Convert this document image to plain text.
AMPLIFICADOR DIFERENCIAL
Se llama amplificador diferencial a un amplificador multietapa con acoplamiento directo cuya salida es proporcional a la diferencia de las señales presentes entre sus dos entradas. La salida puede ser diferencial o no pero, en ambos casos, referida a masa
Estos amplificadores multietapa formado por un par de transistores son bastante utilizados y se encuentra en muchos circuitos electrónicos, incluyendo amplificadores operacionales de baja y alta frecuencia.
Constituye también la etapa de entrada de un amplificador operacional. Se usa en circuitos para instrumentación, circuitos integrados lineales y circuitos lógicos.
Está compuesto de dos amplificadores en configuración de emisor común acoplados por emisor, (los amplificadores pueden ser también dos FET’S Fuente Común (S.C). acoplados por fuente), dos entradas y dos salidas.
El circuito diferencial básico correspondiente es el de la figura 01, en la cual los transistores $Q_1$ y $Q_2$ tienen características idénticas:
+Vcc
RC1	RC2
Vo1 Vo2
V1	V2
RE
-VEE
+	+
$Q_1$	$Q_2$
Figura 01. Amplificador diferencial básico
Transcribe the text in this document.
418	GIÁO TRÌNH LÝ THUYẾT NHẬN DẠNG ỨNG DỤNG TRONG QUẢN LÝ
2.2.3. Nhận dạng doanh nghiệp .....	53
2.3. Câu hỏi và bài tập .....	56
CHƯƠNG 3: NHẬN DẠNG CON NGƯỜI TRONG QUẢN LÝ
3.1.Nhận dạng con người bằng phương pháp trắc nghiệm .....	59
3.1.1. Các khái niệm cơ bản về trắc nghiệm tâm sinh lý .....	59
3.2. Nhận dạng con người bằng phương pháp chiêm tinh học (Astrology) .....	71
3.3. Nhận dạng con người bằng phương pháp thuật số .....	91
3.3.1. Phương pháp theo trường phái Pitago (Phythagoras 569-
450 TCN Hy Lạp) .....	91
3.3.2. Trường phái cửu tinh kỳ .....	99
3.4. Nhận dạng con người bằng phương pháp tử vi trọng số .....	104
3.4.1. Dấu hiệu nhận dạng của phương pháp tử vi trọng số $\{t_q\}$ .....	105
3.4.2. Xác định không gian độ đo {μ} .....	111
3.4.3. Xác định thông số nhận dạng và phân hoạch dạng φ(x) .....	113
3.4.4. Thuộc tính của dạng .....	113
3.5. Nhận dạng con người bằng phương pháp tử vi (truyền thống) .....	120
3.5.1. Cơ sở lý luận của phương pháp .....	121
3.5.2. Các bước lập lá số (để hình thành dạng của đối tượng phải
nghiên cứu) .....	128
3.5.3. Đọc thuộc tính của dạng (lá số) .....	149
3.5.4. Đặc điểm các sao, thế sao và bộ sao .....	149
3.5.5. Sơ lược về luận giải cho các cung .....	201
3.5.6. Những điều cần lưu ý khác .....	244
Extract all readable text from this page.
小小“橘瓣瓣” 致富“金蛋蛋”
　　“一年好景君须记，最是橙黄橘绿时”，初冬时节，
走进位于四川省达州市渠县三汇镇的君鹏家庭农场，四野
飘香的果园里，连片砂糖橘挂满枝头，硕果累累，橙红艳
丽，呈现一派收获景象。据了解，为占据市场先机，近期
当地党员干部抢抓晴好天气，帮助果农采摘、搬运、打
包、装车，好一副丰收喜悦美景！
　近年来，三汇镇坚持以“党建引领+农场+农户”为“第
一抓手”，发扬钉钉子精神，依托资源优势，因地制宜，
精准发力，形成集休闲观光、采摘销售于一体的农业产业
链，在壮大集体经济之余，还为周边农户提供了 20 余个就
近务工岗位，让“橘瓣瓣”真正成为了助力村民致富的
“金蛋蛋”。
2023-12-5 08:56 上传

• Do this: Go through the material above and copy each line that has the word "nghiệm".

• Correct answer:
3.1.Nhận dạng con người bằng phương pháp trắc nghiệm .....	59
3.1.1. Các khái niệm cơ bản về trắc nghiệm tâm sinh lý .....	59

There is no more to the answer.